**Записи данных**
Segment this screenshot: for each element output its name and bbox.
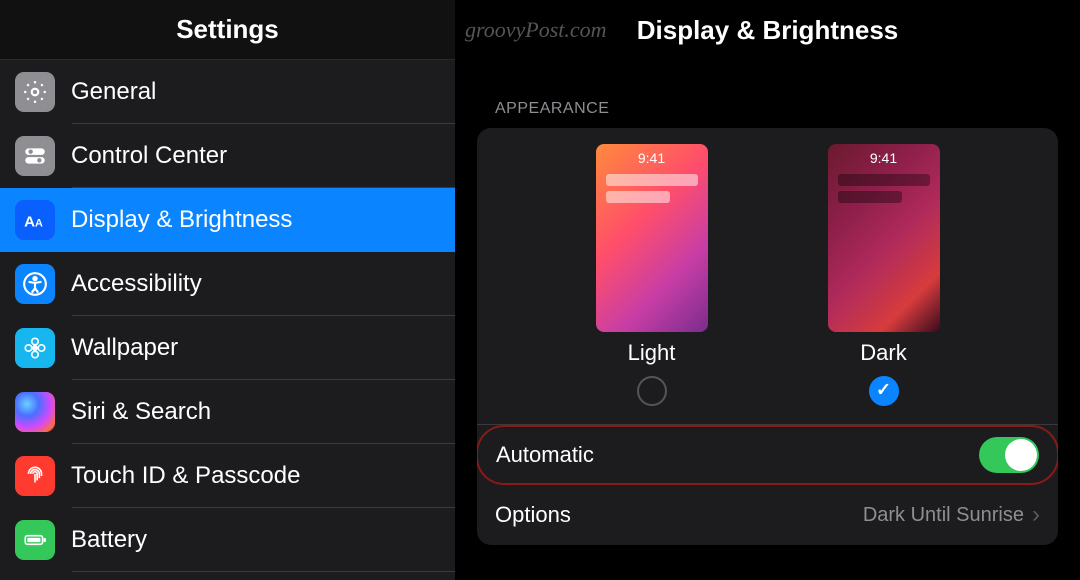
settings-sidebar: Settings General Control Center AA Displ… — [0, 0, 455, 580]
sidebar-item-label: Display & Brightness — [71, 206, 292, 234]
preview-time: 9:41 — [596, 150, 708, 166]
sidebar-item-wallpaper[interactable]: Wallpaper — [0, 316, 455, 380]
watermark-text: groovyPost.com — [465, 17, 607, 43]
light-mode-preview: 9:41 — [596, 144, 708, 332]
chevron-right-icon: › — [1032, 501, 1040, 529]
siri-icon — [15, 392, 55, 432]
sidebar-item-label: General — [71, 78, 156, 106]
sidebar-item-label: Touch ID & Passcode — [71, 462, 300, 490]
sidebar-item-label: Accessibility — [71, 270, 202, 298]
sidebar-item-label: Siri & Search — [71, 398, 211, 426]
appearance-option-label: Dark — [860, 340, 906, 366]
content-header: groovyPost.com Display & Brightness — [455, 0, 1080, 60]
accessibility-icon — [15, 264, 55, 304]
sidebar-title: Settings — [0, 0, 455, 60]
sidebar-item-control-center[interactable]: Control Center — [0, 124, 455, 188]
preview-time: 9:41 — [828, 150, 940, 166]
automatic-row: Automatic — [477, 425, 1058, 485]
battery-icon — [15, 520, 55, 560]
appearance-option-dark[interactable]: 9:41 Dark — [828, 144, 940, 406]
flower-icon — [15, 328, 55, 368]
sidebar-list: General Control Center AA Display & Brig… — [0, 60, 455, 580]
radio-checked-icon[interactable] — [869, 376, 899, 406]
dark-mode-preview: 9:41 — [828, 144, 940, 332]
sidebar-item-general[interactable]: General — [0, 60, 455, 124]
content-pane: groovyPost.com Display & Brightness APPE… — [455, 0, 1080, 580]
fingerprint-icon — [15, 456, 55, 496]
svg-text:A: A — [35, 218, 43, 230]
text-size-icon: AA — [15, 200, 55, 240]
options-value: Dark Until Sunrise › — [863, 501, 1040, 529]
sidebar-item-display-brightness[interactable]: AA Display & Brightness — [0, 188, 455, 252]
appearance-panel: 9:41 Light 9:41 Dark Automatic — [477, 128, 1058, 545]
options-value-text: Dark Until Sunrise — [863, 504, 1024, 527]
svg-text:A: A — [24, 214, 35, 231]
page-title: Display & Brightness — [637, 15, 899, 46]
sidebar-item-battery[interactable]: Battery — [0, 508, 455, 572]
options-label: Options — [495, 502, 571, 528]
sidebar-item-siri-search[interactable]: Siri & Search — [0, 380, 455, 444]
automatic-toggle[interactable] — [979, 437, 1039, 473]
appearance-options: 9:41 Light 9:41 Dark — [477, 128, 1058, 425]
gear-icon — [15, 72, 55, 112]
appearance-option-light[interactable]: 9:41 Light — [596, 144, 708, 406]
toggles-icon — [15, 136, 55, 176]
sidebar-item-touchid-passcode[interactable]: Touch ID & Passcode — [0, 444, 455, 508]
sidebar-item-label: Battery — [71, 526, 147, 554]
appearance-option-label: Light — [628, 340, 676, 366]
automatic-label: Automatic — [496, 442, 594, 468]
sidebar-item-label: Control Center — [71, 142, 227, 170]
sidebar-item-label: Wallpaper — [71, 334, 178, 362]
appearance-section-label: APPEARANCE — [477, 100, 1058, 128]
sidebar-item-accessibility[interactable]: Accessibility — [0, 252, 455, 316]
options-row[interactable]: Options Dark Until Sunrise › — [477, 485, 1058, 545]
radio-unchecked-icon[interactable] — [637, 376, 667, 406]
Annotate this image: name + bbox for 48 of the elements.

**Что сделать**
Пожалуйста, приведите заново строки, начиная со строки с "settings-sidebar: Settings General" и заканчивая строкой с "content-header: groovyPost.com Display", и замените в них "Accessibility" на "Universal Access". Всё остальное оставьте без изменений.

**Ответ**
settings-sidebar: Settings General Control Center AA Displ… — [0, 0, 455, 580]
sidebar-item-label: Display & Brightness — [71, 206, 292, 234]
preview-time: 9:41 — [596, 150, 708, 166]
sidebar-item-wallpaper[interactable]: Wallpaper — [0, 316, 455, 380]
watermark-text: groovyPost.com — [465, 17, 607, 43]
light-mode-preview: 9:41 — [596, 144, 708, 332]
chevron-right-icon: › — [1032, 501, 1040, 529]
siri-icon — [15, 392, 55, 432]
sidebar-item-label: General — [71, 78, 156, 106]
sidebar-item-label: Touch ID & Passcode — [71, 462, 300, 490]
sidebar-item-label: Universal Access — [71, 270, 202, 298]
sidebar-item-label: Siri & Search — [71, 398, 211, 426]
appearance-option-label: Dark — [860, 340, 906, 366]
content-header: groovyPost.com Display & Brightness — [455, 0, 1080, 60]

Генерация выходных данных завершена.